TO BE DONE. Using the records below, please work out how many lines contain "PFTBA"; answer with the number alone.

— START OF DATASET CONTENT —

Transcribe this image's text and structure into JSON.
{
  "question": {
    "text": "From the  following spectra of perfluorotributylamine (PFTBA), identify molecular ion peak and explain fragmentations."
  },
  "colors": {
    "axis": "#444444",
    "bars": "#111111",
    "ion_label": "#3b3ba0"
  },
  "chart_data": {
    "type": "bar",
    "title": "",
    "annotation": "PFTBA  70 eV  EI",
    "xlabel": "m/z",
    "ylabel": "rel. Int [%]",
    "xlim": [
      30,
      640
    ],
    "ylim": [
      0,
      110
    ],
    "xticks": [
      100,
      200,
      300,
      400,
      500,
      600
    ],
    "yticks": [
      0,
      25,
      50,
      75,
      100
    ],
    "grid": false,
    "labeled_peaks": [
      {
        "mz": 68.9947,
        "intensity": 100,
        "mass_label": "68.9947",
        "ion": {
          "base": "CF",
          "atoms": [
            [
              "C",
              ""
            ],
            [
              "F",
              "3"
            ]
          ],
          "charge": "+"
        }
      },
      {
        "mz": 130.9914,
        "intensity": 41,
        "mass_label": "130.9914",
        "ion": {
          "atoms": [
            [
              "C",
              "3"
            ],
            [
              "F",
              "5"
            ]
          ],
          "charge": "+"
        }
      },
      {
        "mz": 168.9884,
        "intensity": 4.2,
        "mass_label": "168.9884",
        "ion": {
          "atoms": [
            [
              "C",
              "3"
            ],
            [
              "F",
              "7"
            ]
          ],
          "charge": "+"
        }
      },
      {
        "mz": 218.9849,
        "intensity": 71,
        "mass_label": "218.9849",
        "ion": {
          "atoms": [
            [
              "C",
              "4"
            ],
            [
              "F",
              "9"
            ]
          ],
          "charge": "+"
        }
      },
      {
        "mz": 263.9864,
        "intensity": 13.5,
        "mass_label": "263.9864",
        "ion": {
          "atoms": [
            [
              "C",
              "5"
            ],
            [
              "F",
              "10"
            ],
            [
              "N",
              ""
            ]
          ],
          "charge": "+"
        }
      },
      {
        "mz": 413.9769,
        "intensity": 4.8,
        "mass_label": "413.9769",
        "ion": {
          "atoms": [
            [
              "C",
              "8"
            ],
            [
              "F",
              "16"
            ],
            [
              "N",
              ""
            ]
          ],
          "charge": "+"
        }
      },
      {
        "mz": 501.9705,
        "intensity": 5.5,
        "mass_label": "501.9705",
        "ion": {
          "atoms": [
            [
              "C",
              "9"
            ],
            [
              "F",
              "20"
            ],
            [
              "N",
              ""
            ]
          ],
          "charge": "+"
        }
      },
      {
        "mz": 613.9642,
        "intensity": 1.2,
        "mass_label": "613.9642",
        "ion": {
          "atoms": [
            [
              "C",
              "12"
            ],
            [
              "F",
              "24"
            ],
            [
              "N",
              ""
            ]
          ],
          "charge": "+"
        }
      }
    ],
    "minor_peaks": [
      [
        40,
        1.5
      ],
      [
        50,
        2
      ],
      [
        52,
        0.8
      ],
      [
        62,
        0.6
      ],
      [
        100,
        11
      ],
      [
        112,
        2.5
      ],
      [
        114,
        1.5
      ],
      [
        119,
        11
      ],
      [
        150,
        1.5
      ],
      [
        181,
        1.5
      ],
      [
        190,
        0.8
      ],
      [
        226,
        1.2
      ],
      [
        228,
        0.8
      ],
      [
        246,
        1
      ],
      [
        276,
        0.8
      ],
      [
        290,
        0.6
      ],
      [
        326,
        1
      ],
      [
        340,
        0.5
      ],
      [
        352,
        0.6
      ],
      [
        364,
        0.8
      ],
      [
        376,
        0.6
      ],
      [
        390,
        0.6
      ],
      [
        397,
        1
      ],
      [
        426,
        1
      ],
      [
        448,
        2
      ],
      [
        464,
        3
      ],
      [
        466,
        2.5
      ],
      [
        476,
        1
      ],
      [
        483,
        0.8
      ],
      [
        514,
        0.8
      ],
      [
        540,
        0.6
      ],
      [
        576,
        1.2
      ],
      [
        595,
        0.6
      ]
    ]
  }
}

— END OF DATASET CONTENT —

ANSWER FOR THIS EXERCISE. 2